Written problem: Copy each line of the data below with the word "Bildetråd".

Supplied material:
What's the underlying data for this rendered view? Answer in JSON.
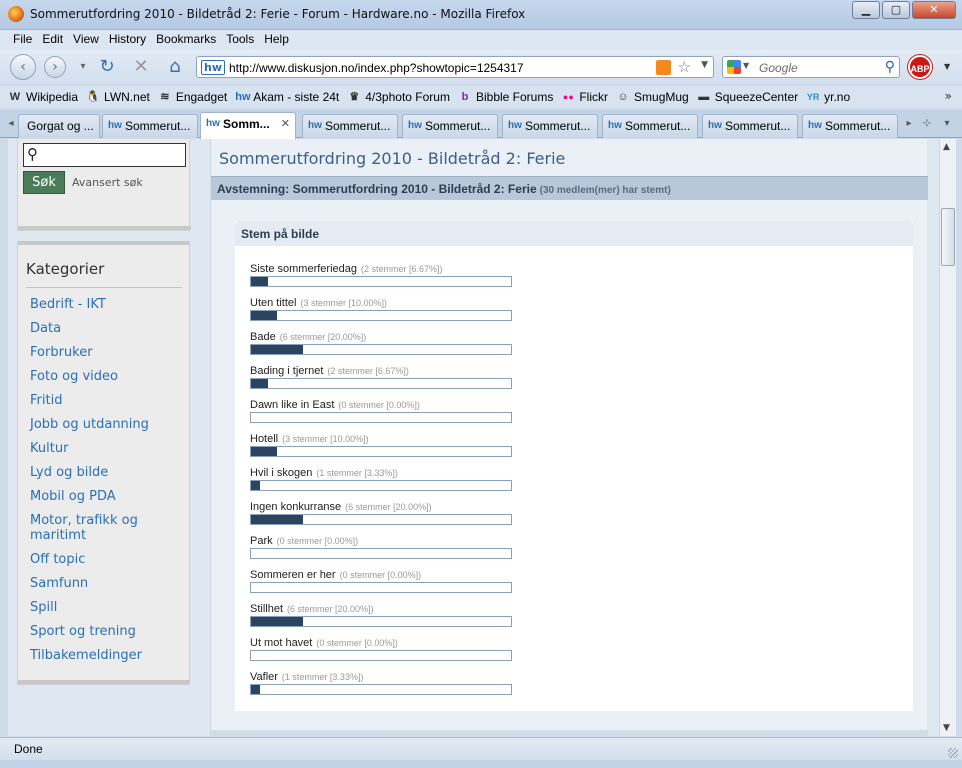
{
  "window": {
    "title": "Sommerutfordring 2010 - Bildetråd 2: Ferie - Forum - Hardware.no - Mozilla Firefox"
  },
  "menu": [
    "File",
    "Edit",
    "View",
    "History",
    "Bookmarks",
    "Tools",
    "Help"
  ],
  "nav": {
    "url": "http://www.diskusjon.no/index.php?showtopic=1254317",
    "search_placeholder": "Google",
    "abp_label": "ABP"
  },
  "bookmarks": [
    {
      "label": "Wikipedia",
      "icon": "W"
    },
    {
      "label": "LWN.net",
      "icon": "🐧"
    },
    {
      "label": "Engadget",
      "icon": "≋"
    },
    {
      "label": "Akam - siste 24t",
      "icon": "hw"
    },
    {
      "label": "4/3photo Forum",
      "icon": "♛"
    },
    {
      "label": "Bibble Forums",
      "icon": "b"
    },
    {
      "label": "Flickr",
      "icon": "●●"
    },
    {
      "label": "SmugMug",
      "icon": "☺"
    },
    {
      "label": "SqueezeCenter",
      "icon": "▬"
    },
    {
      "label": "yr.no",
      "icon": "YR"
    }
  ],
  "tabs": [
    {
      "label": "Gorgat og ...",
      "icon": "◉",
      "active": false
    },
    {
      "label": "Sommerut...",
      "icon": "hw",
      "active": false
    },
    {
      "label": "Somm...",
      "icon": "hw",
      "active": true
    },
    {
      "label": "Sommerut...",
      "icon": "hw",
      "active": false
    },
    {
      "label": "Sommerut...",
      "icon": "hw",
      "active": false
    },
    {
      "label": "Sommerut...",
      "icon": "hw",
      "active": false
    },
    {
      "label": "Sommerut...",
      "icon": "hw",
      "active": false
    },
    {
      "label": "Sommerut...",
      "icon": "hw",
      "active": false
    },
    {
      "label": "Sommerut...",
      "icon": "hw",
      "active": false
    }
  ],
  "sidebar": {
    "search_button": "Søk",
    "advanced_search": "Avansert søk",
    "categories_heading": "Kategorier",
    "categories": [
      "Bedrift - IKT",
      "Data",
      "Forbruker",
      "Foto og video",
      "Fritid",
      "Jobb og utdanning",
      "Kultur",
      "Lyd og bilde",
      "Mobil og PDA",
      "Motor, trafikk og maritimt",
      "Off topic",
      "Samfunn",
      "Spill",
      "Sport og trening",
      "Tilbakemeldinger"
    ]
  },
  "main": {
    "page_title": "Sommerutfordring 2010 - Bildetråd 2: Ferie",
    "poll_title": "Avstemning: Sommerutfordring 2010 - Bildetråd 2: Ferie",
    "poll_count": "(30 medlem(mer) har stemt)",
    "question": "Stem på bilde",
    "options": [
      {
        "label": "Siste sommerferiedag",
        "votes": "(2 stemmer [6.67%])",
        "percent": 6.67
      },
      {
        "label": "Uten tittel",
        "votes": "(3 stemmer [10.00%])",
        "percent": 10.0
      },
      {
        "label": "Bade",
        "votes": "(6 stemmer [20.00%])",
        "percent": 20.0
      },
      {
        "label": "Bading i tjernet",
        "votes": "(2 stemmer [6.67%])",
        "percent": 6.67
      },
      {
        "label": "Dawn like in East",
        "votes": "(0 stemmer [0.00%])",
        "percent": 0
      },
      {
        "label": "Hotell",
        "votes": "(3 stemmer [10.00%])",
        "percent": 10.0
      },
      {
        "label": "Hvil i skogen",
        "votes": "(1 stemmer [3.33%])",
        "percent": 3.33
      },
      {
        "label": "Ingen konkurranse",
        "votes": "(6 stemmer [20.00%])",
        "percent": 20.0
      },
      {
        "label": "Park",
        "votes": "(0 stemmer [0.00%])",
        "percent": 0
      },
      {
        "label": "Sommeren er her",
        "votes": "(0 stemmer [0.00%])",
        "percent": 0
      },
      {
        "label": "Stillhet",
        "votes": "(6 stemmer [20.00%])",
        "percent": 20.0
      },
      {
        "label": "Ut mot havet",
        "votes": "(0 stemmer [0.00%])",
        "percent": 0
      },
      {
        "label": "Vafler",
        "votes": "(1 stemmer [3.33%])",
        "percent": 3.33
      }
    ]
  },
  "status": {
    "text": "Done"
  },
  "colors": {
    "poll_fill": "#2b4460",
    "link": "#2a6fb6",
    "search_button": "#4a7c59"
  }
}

--

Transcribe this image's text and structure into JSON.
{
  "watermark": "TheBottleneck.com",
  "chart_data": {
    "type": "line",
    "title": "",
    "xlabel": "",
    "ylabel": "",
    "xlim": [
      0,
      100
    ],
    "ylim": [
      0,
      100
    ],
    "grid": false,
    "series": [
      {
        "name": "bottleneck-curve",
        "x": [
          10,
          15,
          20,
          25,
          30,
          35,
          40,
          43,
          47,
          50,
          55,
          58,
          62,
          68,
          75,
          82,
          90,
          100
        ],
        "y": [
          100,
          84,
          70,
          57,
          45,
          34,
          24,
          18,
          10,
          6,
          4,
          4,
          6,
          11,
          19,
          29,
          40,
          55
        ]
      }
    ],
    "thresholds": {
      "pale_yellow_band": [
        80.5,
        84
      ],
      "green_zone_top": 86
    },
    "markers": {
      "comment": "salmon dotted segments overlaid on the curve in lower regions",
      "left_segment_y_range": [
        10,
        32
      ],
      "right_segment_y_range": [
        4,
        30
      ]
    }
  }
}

Final answer:
    "title": "Sommerutfordring 2010 - Bildetråd 2: Ferie - Forum - Hardware.no - Mozilla Firefox"
    "page_title": "Sommerutfordring 2010 - Bildetråd 2: Ferie",
    "poll_title": "Avstemning: Sommerutfordring 2010 - Bildetråd 2: Ferie",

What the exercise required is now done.